**Instructions to follow**
Do not carry the pictures over; copy every other part of the entries exactly.

**Data rows**
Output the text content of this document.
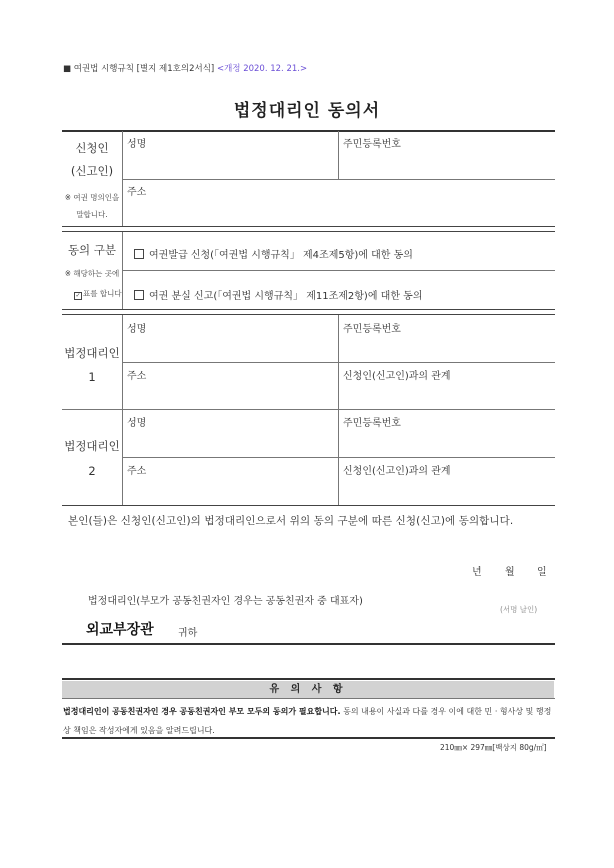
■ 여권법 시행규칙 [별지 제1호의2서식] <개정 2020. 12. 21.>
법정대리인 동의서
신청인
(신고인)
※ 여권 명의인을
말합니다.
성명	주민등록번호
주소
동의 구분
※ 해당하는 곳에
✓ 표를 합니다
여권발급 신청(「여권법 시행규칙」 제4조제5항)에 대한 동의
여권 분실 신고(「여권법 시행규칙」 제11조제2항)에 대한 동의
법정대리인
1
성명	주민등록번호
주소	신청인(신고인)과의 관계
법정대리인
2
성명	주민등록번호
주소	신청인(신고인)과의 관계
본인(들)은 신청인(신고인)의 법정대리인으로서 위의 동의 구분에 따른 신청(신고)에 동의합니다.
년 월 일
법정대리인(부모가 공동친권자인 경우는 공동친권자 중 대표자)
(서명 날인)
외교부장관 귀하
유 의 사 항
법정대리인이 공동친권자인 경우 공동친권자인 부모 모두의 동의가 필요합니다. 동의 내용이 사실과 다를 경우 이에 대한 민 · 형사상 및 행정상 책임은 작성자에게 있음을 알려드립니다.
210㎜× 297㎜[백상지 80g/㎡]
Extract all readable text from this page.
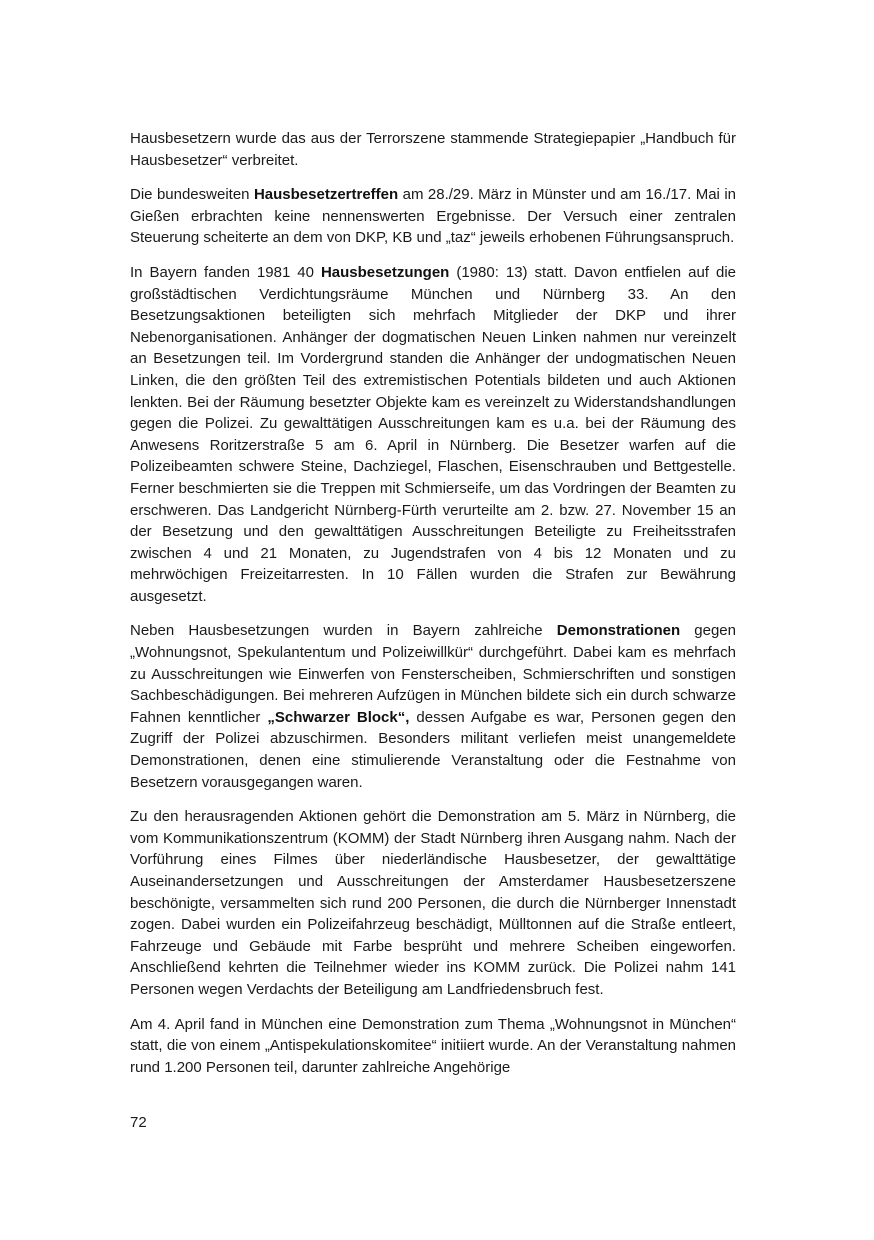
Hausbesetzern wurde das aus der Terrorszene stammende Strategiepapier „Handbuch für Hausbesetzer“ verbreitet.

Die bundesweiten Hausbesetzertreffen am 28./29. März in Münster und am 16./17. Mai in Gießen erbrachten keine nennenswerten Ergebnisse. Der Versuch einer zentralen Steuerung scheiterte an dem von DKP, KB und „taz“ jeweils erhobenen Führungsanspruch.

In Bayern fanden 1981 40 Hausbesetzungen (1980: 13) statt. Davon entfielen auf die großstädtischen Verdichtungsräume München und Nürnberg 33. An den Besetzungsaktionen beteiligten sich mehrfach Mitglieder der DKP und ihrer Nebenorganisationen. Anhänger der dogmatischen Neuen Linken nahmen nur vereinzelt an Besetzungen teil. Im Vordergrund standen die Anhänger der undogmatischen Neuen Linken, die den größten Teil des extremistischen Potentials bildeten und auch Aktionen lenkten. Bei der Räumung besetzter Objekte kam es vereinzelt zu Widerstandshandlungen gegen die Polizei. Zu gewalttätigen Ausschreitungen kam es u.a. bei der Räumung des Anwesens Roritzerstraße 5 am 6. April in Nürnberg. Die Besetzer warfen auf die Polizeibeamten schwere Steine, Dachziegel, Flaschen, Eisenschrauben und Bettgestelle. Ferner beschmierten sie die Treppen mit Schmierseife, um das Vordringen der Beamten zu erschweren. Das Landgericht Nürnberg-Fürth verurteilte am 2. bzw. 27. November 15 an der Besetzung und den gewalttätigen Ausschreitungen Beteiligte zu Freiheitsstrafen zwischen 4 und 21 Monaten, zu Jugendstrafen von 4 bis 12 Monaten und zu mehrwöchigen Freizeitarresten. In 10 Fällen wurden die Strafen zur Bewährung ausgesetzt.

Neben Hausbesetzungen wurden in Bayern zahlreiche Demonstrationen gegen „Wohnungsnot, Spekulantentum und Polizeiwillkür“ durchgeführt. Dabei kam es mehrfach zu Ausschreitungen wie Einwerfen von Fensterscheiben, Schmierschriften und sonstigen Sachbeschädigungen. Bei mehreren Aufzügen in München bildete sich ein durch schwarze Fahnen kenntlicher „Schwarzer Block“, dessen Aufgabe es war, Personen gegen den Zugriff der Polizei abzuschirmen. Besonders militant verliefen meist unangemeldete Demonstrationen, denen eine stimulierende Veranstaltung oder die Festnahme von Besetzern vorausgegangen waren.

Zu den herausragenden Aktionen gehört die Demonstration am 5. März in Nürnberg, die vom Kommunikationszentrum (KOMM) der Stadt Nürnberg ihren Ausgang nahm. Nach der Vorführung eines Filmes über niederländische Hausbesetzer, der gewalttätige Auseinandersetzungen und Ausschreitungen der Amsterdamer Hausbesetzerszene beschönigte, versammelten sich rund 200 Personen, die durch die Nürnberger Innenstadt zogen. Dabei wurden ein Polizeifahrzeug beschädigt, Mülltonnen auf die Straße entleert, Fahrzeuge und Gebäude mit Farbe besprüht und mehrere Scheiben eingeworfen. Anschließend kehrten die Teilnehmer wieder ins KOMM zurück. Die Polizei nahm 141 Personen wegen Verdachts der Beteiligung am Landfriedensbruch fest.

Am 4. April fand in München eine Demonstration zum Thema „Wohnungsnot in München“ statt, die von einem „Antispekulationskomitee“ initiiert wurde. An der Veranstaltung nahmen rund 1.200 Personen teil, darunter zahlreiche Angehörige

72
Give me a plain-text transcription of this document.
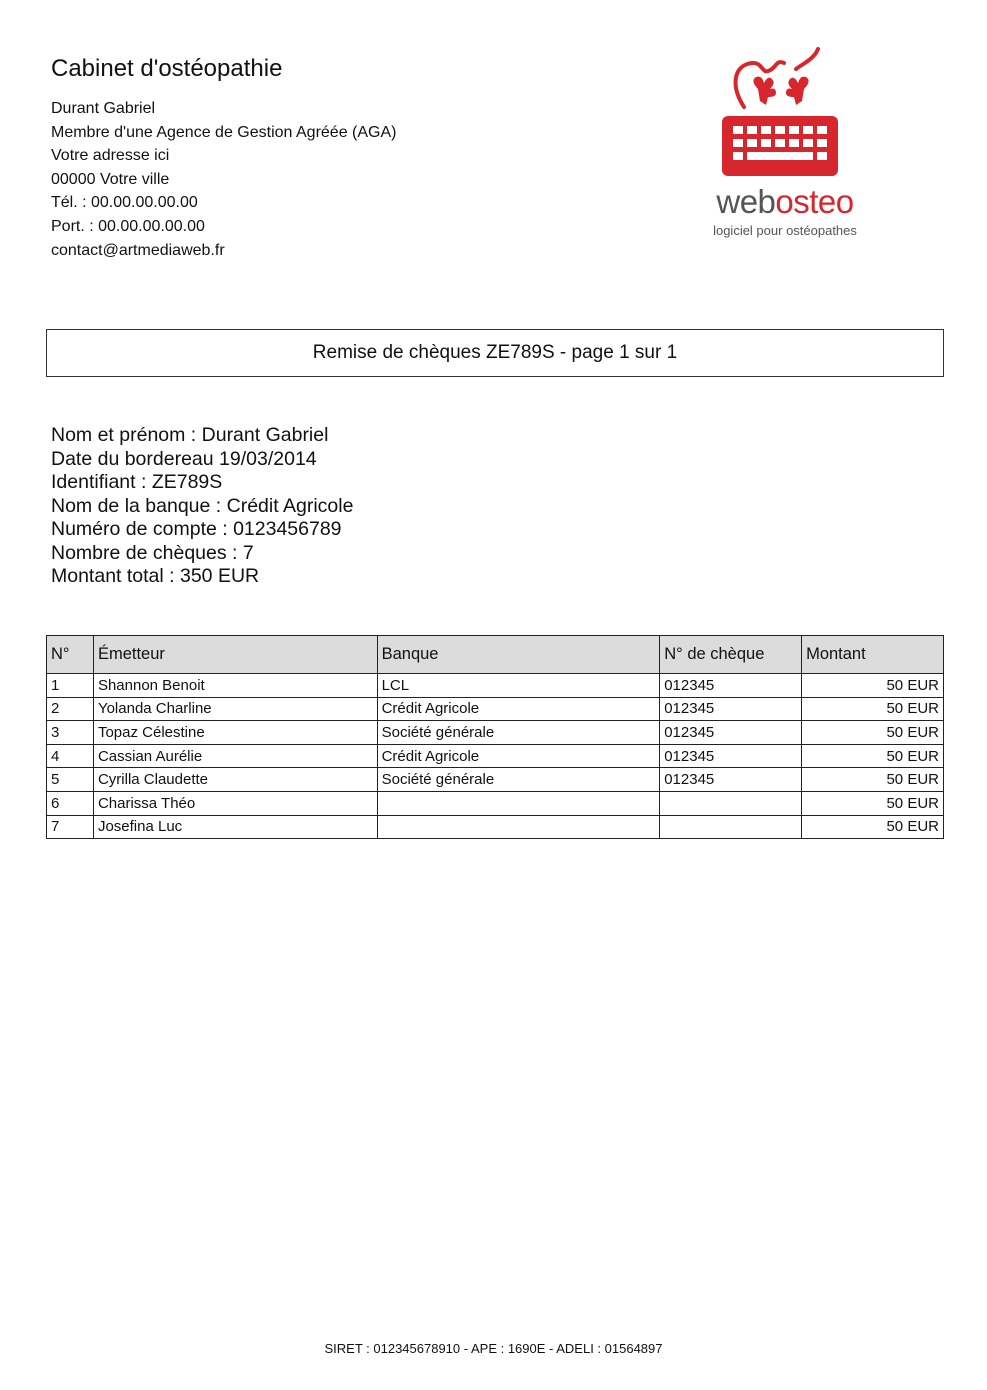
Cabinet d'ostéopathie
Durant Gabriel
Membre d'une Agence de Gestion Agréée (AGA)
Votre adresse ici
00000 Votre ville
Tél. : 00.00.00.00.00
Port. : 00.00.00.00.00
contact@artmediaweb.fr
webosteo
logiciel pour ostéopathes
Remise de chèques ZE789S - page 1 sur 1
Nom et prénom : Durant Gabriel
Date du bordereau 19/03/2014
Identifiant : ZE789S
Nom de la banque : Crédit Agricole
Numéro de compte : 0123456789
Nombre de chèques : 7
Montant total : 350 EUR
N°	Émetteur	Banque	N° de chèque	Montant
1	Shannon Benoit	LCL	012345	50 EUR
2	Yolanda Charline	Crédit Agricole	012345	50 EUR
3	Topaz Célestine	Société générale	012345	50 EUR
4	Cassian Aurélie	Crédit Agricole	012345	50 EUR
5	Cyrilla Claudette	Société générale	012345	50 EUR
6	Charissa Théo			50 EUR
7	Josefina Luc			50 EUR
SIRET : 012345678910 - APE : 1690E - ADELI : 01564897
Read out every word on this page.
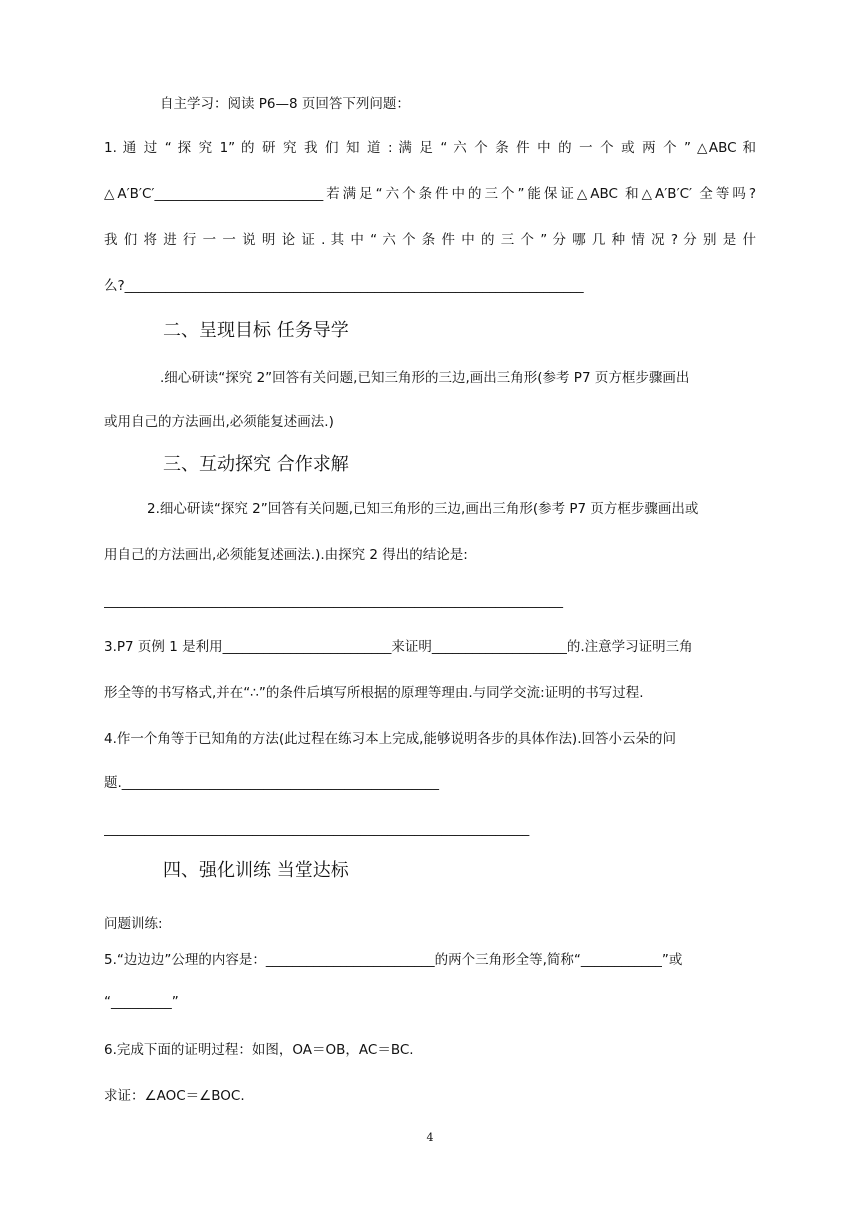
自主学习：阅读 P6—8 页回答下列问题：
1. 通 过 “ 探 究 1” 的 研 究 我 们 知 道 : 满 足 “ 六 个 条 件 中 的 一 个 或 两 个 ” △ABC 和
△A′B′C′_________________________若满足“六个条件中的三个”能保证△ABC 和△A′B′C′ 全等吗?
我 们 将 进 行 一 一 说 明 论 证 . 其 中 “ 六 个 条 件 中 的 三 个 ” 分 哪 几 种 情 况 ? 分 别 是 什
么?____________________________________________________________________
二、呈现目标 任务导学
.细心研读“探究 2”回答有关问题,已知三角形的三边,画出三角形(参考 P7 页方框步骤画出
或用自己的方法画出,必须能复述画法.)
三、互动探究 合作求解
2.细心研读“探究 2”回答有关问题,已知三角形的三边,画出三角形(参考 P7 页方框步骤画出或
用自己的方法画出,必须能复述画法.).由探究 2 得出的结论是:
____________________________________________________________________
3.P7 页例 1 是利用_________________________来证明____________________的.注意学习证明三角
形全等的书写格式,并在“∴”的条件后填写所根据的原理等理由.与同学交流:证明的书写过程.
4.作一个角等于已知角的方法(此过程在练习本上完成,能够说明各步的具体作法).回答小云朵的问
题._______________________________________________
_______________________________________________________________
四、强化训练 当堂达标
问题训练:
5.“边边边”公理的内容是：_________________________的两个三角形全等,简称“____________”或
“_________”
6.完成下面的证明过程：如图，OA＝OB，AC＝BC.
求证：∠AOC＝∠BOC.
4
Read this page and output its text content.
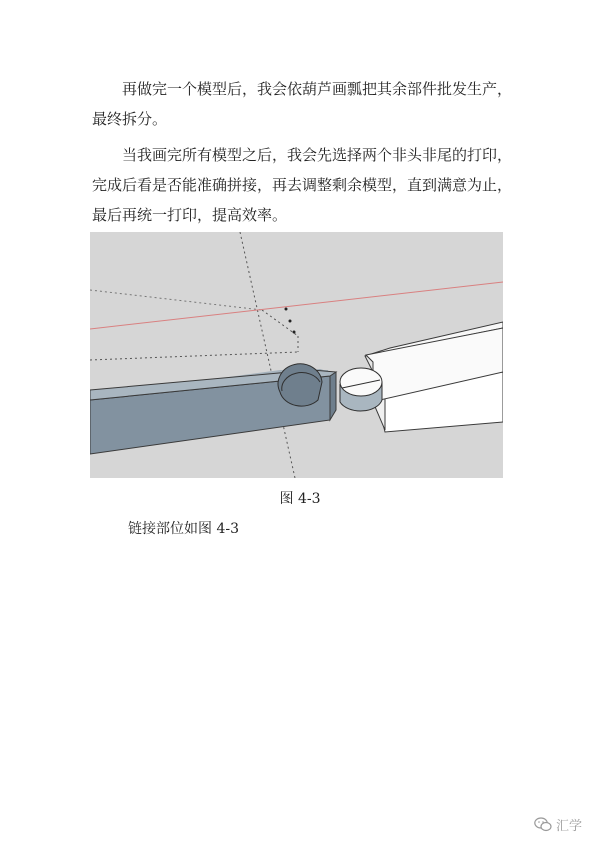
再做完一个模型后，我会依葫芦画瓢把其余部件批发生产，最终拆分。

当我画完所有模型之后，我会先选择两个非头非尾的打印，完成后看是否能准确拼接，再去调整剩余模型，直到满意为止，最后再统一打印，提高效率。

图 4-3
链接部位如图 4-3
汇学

**Exercise output**
Output the text content of this document.
■ 여권법 시행규칙 [별지 제1호의2서식] <개정 2020. 12. 21.>
법정대리인 동의서
신청인
(신고인)
※ 여권 명의인을
말합니다.
성명	주민등록번호
주소
동의 구분
※ 해당하는 곳에
✓ 표를 합니다
여권발급 신청(「여권법 시행규칙」 제4조제5항)에 대한 동의
여권 분실 신고(「여권법 시행규칙」 제11조제2항)에 대한 동의
법정대리인
1
성명	주민등록번호
주소	신청인(신고인)과의 관계
법정대리인
2
성명	주민등록번호
주소	신청인(신고인)과의 관계
본인(들)은 신청인(신고인)의 법정대리인으로서 위의 동의 구분에 따른 신청(신고)에 동의합니다.
년 월 일
법정대리인(부모가 공동친권자인 경우는 공동친권자 중 대표자)
(서명 날인)
외교부장관 귀하
유 의 사 항
법정대리인이 공동친권자인 경우 공동친권자인 부모 모두의 동의가 필요합니다. 동의 내용이 사실과 다를 경우 이에 대한 민 · 형사상 및 행정상 책임은 작성자에게 있음을 알려드립니다.
210㎜× 297㎜[백상지 80g/㎡]
Extract all readable text from this page.
Hausbesetzern wurde das aus der Terrorszene stammende Strategiepapier „Handbuch für Hausbesetzer“ verbreitet.

Die bundesweiten Hausbesetzertreffen am 28./29. März in Münster und am 16./17. Mai in Gießen erbrachten keine nennenswerten Ergebnisse. Der Versuch einer zentralen Steuerung scheiterte an dem von DKP, KB und „taz“ jeweils erhobenen Führungsanspruch.

In Bayern fanden 1981 40 Hausbesetzungen (1980: 13) statt. Davon entfielen auf die großstädtischen Verdichtungsräume München und Nürnberg 33. An den Besetzungsaktionen beteiligten sich mehrfach Mitglieder der DKP und ihrer Nebenorganisationen. Anhänger der dogmatischen Neuen Linken nahmen nur vereinzelt an Besetzungen teil. Im Vordergrund standen die Anhänger der undogmatischen Neuen Linken, die den größten Teil des extremistischen Potentials bildeten und auch Aktionen lenkten. Bei der Räumung besetzter Objekte kam es vereinzelt zu Widerstandshandlungen gegen die Polizei. Zu gewalttätigen Ausschreitungen kam es u.a. bei der Räumung des Anwesens Roritzerstraße 5 am 6. April in Nürnberg. Die Besetzer warfen auf die Polizeibeamten schwere Steine, Dachziegel, Flaschen, Eisenschrauben und Bettgestelle. Ferner beschmierten sie die Treppen mit Schmierseife, um das Vordringen der Beamten zu erschweren. Das Landgericht Nürnberg-Fürth verurteilte am 2. bzw. 27. November 15 an der Besetzung und den gewalttätigen Ausschreitungen Beteiligte zu Freiheitsstrafen zwischen 4 und 21 Monaten, zu Jugendstrafen von 4 bis 12 Monaten und zu mehrwöchigen Freizeitarresten. In 10 Fällen wurden die Strafen zur Bewährung ausgesetzt.

Neben Hausbesetzungen wurden in Bayern zahlreiche Demonstrationen gegen „Wohnungsnot, Spekulantentum und Polizeiwillkür“ durchgeführt. Dabei kam es mehrfach zu Ausschreitungen wie Einwerfen von Fensterscheiben, Schmierschriften und sonstigen Sachbeschädigungen. Bei mehreren Aufzügen in München bildete sich ein durch schwarze Fahnen kenntlicher „Schwarzer Block“, dessen Aufgabe es war, Personen gegen den Zugriff der Polizei abzuschirmen. Besonders militant verliefen meist unangemeldete Demonstrationen, denen eine stimulierende Veranstaltung oder die Festnahme von Besetzern vorausgegangen waren.

Zu den herausragenden Aktionen gehört die Demonstration am 5. März in Nürnberg, die vom Kommunikationszentrum (KOMM) der Stadt Nürnberg ihren Ausgang nahm. Nach der Vorführung eines Filmes über niederländische Hausbesetzer, der gewalttätige Auseinandersetzungen und Ausschreitungen der Amsterdamer Hausbesetzerszene beschönigte, versammelten sich rund 200 Personen, die durch die Nürnberger Innenstadt zogen. Dabei wurden ein Polizeifahrzeug beschädigt, Mülltonnen auf die Straße entleert, Fahrzeuge und Gebäude mit Farbe besprüht und mehrere Scheiben eingeworfen. Anschließend kehrten die Teilnehmer wieder ins KOMM zurück. Die Polizei nahm 141 Personen wegen Verdachts der Beteiligung am Landfriedensbruch fest.

Am 4. April fand in München eine Demonstration zum Thema „Wohnungsnot in München“ statt, die von einem „Antispekulationskomitee“ initiiert wurde. An der Veranstaltung nahmen rund 1.200 Personen teil, darunter zahlreiche Angehörige

72
Give me a plain-text transcription of this document.
Cabinet d'ostéopathie
Durant Gabriel
Membre d'une Agence de Gestion Agréée (AGA)
Votre adresse ici
00000 Votre ville
Tél. : 00.00.00.00.00
Port. : 00.00.00.00.00
contact@artmediaweb.fr
webosteo
logiciel pour ostéopathes
Remise de chèques ZE789S - page 1 sur 1
Nom et prénom : Durant Gabriel
Date du bordereau 19/03/2014
Identifiant : ZE789S
Nom de la banque : Crédit Agricole
Numéro de compte : 0123456789
Nombre de chèques : 7
Montant total : 350 EUR
N°	Émetteur	Banque	N° de chèque	Montant
1	Shannon Benoit	LCL	012345	50 EUR
2	Yolanda Charline	Crédit Agricole	012345	50 EUR
3	Topaz Célestine	Société générale	012345	50 EUR
4	Cassian Aurélie	Crédit Agricole	012345	50 EUR
5	Cyrilla Claudette	Société générale	012345	50 EUR
6	Charissa Théo			50 EUR
7	Josefina Luc			50 EUR
SIRET : 012345678910 - APE : 1690E - ADELI : 01564897
Read out every word on this page.
自主学习：阅读 P6—8 页回答下列问题：
1. 通 过 “ 探 究 1” 的 研 究 我 们 知 道 : 满 足 “ 六 个 条 件 中 的 一 个 或 两 个 ” △ABC 和
△A′B′C′_________________________若满足“六个条件中的三个”能保证△ABC 和△A′B′C′ 全等吗?
我 们 将 进 行 一 一 说 明 论 证 . 其 中 “ 六 个 条 件 中 的 三 个 ” 分 哪 几 种 情 况 ? 分 别 是 什
么?____________________________________________________________________
二、呈现目标 任务导学
.细心研读“探究 2”回答有关问题,已知三角形的三边,画出三角形(参考 P7 页方框步骤画出
或用自己的方法画出,必须能复述画法.)
三、互动探究 合作求解
2.细心研读“探究 2”回答有关问题,已知三角形的三边,画出三角形(参考 P7 页方框步骤画出或
用自己的方法画出,必须能复述画法.).由探究 2 得出的结论是:
____________________________________________________________________
3.P7 页例 1 是利用_________________________来证明____________________的.注意学习证明三角
形全等的书写格式,并在“∴”的条件后填写所根据的原理等理由.与同学交流:证明的书写过程.
4.作一个角等于已知角的方法(此过程在练习本上完成,能够说明各步的具体作法).回答小云朵的问
题._______________________________________________
_______________________________________________________________
四、强化训练 当堂达标
问题训练:
5.“边边边”公理的内容是：_________________________的两个三角形全等,简称“____________”或
“_________”
6.完成下面的证明过程：如图，OA＝OB，AC＝BC.
求证：∠AOC＝∠BOC.
4
Read this page and output its text content.
再做完一个模型后，我会依葫芦画瓢把其余部件批发生产，最终拆分。

当我画完所有模型之后，我会先选择两个非头非尾的打印，完成后看是否能准确拼接，再去调整剩余模型，直到满意为止，最后再统一打印，提高效率。

图 4-3
链接部位如图 4-3
汇学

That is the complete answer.